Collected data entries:
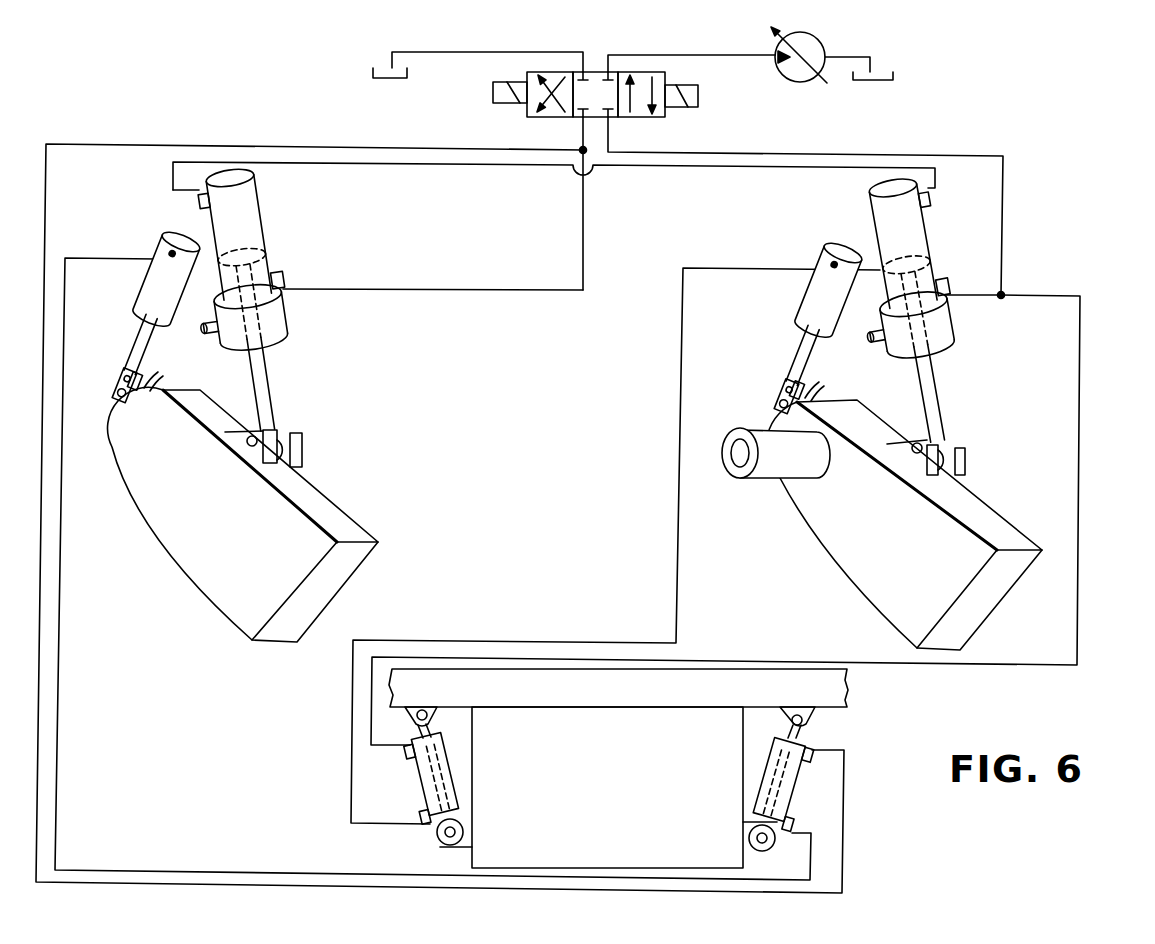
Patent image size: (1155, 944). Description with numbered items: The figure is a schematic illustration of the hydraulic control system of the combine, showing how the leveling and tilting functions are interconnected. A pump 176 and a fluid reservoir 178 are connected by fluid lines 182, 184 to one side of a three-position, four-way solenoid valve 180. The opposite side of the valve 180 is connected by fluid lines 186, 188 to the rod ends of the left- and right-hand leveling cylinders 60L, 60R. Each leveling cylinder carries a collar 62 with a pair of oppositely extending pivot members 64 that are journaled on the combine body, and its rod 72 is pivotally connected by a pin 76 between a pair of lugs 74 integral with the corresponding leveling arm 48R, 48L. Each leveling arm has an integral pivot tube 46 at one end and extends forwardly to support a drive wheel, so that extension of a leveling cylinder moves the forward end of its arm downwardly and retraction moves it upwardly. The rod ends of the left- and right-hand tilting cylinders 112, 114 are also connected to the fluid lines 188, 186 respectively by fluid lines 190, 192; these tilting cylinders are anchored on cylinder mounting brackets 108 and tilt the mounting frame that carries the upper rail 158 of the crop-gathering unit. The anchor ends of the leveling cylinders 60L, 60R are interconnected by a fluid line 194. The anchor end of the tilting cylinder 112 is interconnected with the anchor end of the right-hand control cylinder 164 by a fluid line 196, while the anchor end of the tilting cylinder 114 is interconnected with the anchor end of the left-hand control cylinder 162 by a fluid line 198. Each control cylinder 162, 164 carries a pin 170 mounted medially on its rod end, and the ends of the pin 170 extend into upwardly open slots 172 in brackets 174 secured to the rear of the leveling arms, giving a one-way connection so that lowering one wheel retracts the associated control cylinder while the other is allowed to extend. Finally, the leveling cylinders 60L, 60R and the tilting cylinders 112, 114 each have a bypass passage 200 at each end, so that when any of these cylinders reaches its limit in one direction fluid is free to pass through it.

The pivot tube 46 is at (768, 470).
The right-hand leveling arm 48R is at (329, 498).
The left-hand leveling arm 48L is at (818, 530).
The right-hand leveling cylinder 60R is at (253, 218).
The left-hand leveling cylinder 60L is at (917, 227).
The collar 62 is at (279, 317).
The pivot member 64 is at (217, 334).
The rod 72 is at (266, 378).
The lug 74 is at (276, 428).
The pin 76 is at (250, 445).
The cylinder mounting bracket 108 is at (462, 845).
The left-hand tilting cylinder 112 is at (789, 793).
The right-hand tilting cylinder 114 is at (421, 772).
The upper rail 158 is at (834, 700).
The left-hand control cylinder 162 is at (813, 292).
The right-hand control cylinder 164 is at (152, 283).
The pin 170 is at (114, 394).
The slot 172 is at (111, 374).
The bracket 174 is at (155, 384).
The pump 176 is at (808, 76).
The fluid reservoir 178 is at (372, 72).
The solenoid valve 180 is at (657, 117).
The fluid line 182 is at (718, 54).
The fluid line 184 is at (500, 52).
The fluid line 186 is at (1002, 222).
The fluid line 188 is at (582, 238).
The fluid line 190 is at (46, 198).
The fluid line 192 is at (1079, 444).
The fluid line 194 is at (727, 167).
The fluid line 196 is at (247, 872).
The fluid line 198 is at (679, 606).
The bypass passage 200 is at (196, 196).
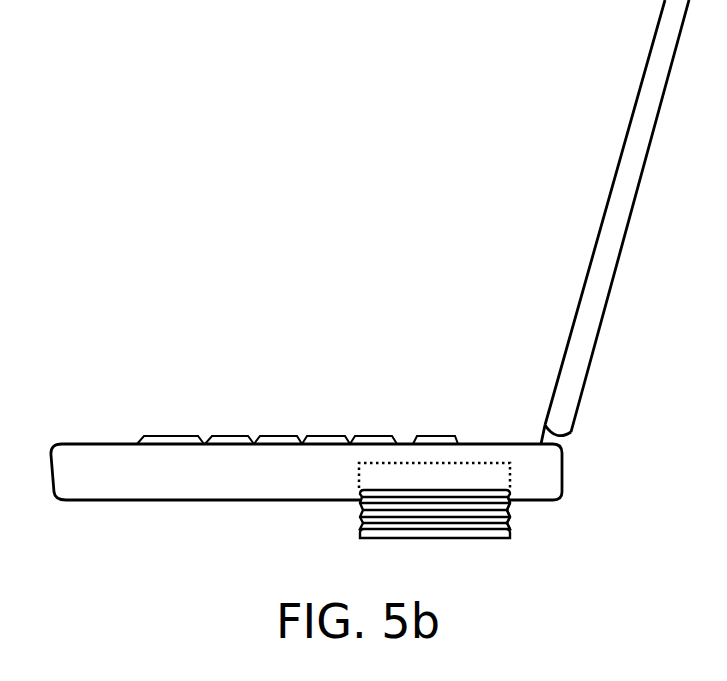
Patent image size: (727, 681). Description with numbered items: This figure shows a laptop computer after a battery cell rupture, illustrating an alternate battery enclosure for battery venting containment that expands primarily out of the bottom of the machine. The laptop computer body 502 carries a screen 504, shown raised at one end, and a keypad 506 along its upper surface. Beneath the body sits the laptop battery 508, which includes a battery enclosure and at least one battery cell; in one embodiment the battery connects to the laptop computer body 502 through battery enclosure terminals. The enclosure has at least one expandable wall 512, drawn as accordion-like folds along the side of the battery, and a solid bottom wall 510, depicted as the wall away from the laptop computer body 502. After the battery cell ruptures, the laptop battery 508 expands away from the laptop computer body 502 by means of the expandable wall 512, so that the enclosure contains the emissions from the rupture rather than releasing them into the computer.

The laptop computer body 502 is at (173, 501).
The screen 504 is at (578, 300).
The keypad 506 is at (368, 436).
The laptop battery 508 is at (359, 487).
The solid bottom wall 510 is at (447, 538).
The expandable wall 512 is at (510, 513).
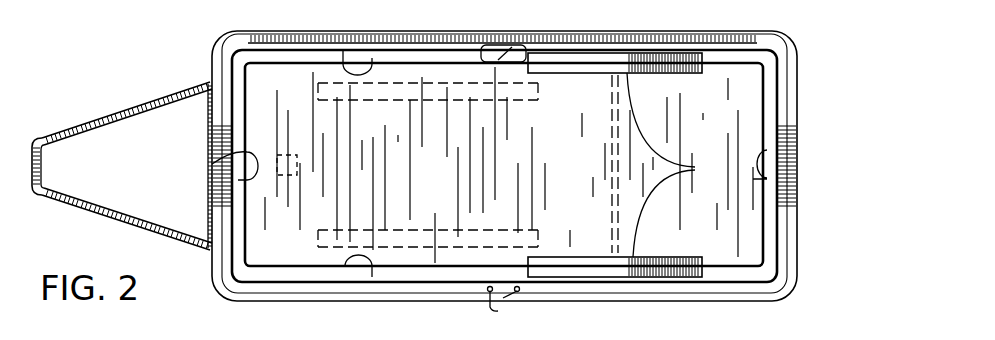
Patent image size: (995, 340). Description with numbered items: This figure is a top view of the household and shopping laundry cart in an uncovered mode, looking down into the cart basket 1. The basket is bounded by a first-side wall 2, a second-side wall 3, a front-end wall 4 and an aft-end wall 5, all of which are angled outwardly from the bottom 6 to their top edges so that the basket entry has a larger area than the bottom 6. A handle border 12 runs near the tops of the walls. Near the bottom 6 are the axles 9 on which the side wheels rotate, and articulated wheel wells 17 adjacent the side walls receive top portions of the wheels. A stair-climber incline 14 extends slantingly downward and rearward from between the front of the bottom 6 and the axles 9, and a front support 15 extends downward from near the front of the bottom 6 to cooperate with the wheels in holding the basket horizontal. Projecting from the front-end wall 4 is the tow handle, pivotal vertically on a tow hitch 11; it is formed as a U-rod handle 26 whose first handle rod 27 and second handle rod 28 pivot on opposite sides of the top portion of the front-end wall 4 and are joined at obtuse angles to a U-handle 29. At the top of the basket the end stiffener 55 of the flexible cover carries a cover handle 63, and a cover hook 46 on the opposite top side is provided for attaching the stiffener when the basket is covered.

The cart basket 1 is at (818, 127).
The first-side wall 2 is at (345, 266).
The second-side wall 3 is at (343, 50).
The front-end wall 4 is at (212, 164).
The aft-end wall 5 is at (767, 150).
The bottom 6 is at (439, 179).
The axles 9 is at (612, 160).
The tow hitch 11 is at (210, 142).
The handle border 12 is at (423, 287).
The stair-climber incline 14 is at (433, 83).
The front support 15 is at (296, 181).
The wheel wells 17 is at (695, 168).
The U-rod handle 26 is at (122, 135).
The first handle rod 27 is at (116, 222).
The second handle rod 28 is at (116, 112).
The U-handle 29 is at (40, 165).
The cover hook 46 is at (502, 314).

### Task instructions:
Copy every line of the records above word for word, leaving out the pictures.

### Solved exercise:
Patent image size: (1155, 944). Description with numbered items: The figure is a schematic illustration of the hydraulic control system of the combine, showing how the leveling and tilting functions are interconnected. A pump 176 and a fluid reservoir 178 are connected by fluid lines 182, 184 to one side of a three-position, four-way solenoid valve 180. The opposite side of the valve 180 is connected by fluid lines 186, 188 to the rod ends of the left- and right-hand leveling cylinders 60L, 60R. Each leveling cylinder carries a collar 62 with a pair of oppositely extending pivot members 64 that are journaled on the combine body, and its rod 72 is pivotally connected by a pin 76 between a pair of lugs 74 integral with the corresponding leveling arm 48R, 48L. Each leveling arm has an integral pivot tube 46 at one end and extends forwardly to support a drive wheel, so that extension of a leveling cylinder moves the forward end of its arm downwardly and retraction moves it upwardly. The rod ends of the left- and right-hand tilting cylinders 112, 114 are also connected to the fluid lines 188, 186 respectively by fluid lines 190, 192; these tilting cylinders are anchored on cylinder mounting brackets 108 and tilt the mounting frame that carries the upper rail 158 of the crop-gathering unit. The anchor ends of the leveling cylinders 60L, 60R are interconnected by a fluid line 194. The anchor end of the tilting cylinder 112 is interconnected with the anchor end of the right-hand control cylinder 164 by a fluid line 196, while the anchor end of the tilting cylinder 114 is interconnected with the anchor end of the left-hand control cylinder 162 by a fluid line 198. Each control cylinder 162, 164 carries a pin 170 mounted medially on its rod end, and the ends of the pin 170 extend into upwardly open slots 172 in brackets 174 secured to the rear of the leveling arms, giving a one-way connection so that lowering one wheel retracts the associated control cylinder while the other is allowed to extend. Finally, the leveling cylinders 60L, 60R and the tilting cylinders 112, 114 each have a bypass passage 200 at each end, so that when any of these cylinders reaches its limit in one direction fluid is free to pass through it.

The pivot tube 46 is at (768, 470).
The right-hand leveling arm 48R is at (329, 498).
The left-hand leveling arm 48L is at (818, 530).
The right-hand leveling cylinder 60R is at (253, 218).
The left-hand leveling cylinder 60L is at (917, 227).
The collar 62 is at (279, 317).
The pivot member 64 is at (217, 334).
The rod 72 is at (266, 378).
The lug 74 is at (276, 428).
The pin 76 is at (250, 445).
The cylinder mounting bracket 108 is at (462, 845).
The left-hand tilting cylinder 112 is at (789, 793).
The right-hand tilting cylinder 114 is at (421, 772).
The upper rail 158 is at (834, 700).
The left-hand control cylinder 162 is at (813, 292).
The right-hand control cylinder 164 is at (152, 283).
The pin 170 is at (114, 394).
The slot 172 is at (111, 374).
The bracket 174 is at (155, 384).
The pump 176 is at (808, 76).
The fluid reservoir 178 is at (372, 72).
The solenoid valve 180 is at (657, 117).
The fluid line 182 is at (718, 54).
The fluid line 184 is at (500, 52).
The fluid line 186 is at (1002, 222).
The fluid line 188 is at (582, 238).
The fluid line 190 is at (46, 198).
The fluid line 192 is at (1079, 444).
The fluid line 194 is at (727, 167).
The fluid line 196 is at (247, 872).
The fluid line 198 is at (679, 606).
The bypass passage 200 is at (196, 196).
Patent image size: (727, 681). Description with numbered items: This figure shows a laptop computer after a battery cell rupture, illustrating an alternate battery enclosure for battery venting containment that expands primarily out of the bottom of the machine. The laptop computer body 502 carries a screen 504, shown raised at one end, and a keypad 506 along its upper surface. Beneath the body sits the laptop battery 508, which includes a battery enclosure and at least one battery cell; in one embodiment the battery connects to the laptop computer body 502 through battery enclosure terminals. The enclosure has at least one expandable wall 512, drawn as accordion-like folds along the side of the battery, and a solid bottom wall 510, depicted as the wall away from the laptop computer body 502. After the battery cell ruptures, the laptop battery 508 expands away from the laptop computer body 502 by means of the expandable wall 512, so that the enclosure contains the emissions from the rupture rather than releasing them into the computer.

The laptop computer body 502 is at (173, 501).
The screen 504 is at (578, 300).
The keypad 506 is at (368, 436).
The laptop battery 508 is at (359, 487).
The solid bottom wall 510 is at (447, 538).
The expandable wall 512 is at (510, 513).
Patent image size: (995, 340). Description with numbered items: This figure is a top view of the household and shopping laundry cart in an uncovered mode, looking down into the cart basket 1. The basket is bounded by a first-side wall 2, a second-side wall 3, a front-end wall 4 and an aft-end wall 5, all of which are angled outwardly from the bottom 6 to their top edges so that the basket entry has a larger area than the bottom 6. A handle border 12 runs near the tops of the walls. Near the bottom 6 are the axles 9 on which the side wheels rotate, and articulated wheel wells 17 adjacent the side walls receive top portions of the wheels. A stair-climber incline 14 extends slantingly downward and rearward from between the front of the bottom 6 and the axles 9, and a front support 15 extends downward from near the front of the bottom 6 to cooperate with the wheels in holding the basket horizontal. Projecting from the front-end wall 4 is the tow handle, pivotal vertically on a tow hitch 11; it is formed as a U-rod handle 26 whose first handle rod 27 and second handle rod 28 pivot on opposite sides of the top portion of the front-end wall 4 and are joined at obtuse angles to a U-handle 29. At the top of the basket the end stiffener 55 of the flexible cover carries a cover handle 63, and a cover hook 46 on the opposite top side is provided for attaching the stiffener when the basket is covered.

The cart basket 1 is at (818, 127).
The first-side wall 2 is at (345, 266).
The second-side wall 3 is at (343, 50).
The front-end wall 4 is at (212, 164).
The aft-end wall 5 is at (767, 150).
The bottom 6 is at (439, 179).
The axles 9 is at (612, 160).
The tow hitch 11 is at (210, 142).
The handle border 12 is at (423, 287).
The stair-climber incline 14 is at (433, 83).
The front support 15 is at (296, 181).
The wheel wells 17 is at (695, 168).
The U-rod handle 26 is at (122, 135).
The first handle rod 27 is at (116, 222).
The second handle rod 28 is at (116, 112).
The U-handle 29 is at (40, 165).
The cover hook 46 is at (502, 314).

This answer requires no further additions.